### Problem details
Collect all the lines that mention the word "JSON".

### Records shown
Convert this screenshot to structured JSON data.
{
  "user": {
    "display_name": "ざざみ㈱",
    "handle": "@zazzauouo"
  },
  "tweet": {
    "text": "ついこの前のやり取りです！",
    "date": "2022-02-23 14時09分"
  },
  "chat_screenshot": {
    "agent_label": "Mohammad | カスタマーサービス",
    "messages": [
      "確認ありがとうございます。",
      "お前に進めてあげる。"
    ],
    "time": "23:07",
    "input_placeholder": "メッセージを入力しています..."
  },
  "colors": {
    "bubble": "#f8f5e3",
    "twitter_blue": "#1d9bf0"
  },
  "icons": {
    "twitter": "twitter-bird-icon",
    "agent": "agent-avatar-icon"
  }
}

* * *

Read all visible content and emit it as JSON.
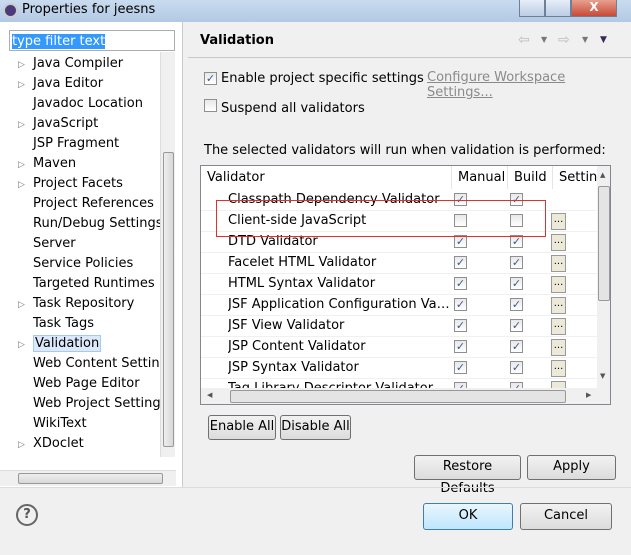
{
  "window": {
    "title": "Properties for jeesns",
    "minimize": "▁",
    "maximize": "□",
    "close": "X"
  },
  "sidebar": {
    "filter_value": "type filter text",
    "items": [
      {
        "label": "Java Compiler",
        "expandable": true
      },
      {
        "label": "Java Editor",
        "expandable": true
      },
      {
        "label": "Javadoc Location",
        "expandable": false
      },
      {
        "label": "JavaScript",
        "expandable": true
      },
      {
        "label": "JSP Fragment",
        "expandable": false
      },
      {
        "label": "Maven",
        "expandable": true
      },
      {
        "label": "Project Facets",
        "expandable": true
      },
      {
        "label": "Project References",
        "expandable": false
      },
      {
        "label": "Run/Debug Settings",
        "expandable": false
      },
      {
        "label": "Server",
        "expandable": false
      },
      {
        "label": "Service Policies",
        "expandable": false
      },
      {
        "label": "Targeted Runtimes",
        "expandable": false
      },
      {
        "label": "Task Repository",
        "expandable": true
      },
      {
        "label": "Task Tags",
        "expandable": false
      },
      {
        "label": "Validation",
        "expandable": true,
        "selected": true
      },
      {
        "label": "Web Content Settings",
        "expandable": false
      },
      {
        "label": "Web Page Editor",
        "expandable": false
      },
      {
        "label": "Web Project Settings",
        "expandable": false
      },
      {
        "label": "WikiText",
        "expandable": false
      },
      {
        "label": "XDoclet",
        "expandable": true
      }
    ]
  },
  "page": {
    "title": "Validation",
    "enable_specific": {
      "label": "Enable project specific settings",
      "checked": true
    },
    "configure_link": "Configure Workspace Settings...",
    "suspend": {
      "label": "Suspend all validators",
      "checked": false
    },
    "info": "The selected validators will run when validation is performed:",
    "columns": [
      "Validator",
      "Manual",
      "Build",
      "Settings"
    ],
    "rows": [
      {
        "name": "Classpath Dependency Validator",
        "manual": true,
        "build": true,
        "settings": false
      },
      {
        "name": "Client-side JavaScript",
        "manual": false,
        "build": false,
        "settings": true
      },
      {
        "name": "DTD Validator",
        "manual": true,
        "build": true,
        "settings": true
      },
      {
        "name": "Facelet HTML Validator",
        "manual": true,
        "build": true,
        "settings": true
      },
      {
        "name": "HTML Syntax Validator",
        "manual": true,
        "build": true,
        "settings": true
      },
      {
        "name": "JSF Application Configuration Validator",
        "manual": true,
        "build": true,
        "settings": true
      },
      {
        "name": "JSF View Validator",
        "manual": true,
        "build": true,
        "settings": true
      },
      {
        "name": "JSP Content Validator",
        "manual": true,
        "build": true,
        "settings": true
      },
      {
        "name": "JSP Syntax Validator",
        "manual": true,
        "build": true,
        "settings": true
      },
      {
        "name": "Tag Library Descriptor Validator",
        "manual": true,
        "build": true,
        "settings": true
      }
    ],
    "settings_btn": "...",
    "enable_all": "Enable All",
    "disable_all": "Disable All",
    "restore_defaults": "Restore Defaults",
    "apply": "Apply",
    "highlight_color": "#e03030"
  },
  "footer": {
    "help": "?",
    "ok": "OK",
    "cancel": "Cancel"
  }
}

### The answer
Convert this screenshot to structured JSON data.
Read all visible content and emit it as JSON.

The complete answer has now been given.